• WRITTEN TASK
Every record must be repeated exactly, with no omission.

• Data items
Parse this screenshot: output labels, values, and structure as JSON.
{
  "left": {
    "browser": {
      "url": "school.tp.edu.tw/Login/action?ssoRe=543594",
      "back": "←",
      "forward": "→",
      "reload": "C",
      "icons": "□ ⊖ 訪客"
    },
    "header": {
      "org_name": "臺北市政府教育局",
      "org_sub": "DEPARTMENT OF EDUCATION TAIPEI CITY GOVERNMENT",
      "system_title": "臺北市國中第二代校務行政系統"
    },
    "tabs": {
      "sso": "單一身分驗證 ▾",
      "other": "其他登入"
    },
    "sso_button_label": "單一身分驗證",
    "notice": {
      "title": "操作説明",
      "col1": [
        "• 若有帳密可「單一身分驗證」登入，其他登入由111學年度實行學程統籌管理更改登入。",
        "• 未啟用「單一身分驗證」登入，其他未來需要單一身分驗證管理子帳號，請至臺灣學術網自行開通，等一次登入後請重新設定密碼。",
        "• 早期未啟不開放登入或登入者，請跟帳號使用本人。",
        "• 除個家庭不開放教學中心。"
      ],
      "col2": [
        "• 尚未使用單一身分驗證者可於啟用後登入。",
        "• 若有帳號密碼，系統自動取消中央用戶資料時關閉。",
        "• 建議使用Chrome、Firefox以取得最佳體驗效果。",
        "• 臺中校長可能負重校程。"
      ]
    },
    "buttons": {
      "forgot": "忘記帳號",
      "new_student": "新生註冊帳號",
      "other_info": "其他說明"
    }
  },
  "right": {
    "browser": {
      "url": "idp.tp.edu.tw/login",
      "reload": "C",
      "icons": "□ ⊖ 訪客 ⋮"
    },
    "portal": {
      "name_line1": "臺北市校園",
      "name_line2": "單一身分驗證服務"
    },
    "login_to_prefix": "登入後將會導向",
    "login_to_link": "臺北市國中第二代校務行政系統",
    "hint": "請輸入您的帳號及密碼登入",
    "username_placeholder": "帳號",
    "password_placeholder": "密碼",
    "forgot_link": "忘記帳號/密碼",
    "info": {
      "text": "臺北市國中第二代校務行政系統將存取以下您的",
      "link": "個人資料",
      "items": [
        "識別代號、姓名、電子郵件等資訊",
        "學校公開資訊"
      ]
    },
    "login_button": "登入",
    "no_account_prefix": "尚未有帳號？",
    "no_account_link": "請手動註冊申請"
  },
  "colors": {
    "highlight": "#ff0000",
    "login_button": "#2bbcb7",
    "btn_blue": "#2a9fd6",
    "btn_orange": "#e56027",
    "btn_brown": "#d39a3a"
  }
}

• THE SOLUTION
Parse this screenshot: output labels, values, and structure as JSON.
{
  "left": {
    "browser": {
      "url": "school.tp.edu.tw/Login/action?ssoRe=543594",
      "back": "←",
      "forward": "→",
      "reload": "C",
      "icons": "□ ⊖ 訪客"
    },
    "header": {
      "org_name": "臺北市政府教育局",
      "org_sub": "DEPARTMENT OF EDUCATION TAIPEI CITY GOVERNMENT",
      "system_title": "臺北市國中第二代校務行政系統"
    },
    "tabs": {
      "sso": "單一身分驗證 ▾",
      "other": "其他登入"
    },
    "sso_button_label": "單一身分驗證",
    "notice": {
      "title": "操作説明",
      "col1": [
        "• 若有帳密可「單一身分驗證」登入，其他登入由111學年度實行學程統籌管理更改登入。",
        "• 未啟用「單一身分驗證」登入，其他未來需要單一身分驗證管理子帳號，請至臺灣學術網自行開通，等一次登入後請重新設定密碼。",
        "• 早期未啟不開放登入或登入者，請跟帳號使用本人。",
        "• 除個家庭不開放教學中心。"
      ],
      "col2": [
        "• 尚未使用單一身分驗證者可於啟用後登入。",
        "• 若有帳號密碼，系統自動取消中央用戶資料時關閉。",
        "• 建議使用Chrome、Firefox以取得最佳體驗效果。",
        "• 臺中校長可能負重校程。"
      ]
    },
    "buttons": {
      "forgot": "忘記帳號",
      "new_student": "新生註冊帳號",
      "other_info": "其他說明"
    }
  },
  "right": {
    "browser": {
      "url": "idp.tp.edu.tw/login",
      "reload": "C",
      "icons": "□ ⊖ 訪客 ⋮"
    },
    "portal": {
      "name_line1": "臺北市校園",
      "name_line2": "單一身分驗證服務"
    },
    "login_to_prefix": "登入後將會導向",
    "login_to_link": "臺北市國中第二代校務行政系統",
    "hint": "請輸入您的帳號及密碼登入",
    "username_placeholder": "帳號",
    "password_placeholder": "密碼",
    "forgot_link": "忘記帳號/密碼",
    "info": {
      "text": "臺北市國中第二代校務行政系統將存取以下您的",
      "link": "個人資料",
      "items": [
        "識別代號、姓名、電子郵件等資訊",
        "學校公開資訊"
      ]
    },
    "login_button": "登入",
    "no_account_prefix": "尚未有帳號？",
    "no_account_link": "請手動註冊申請"
  },
  "colors": {
    "highlight": "#ff0000",
    "login_button": "#2bbcb7",
    "btn_blue": "#2a9fd6",
    "btn_orange": "#e56027",
    "btn_brown": "#d39a3a"
  }
}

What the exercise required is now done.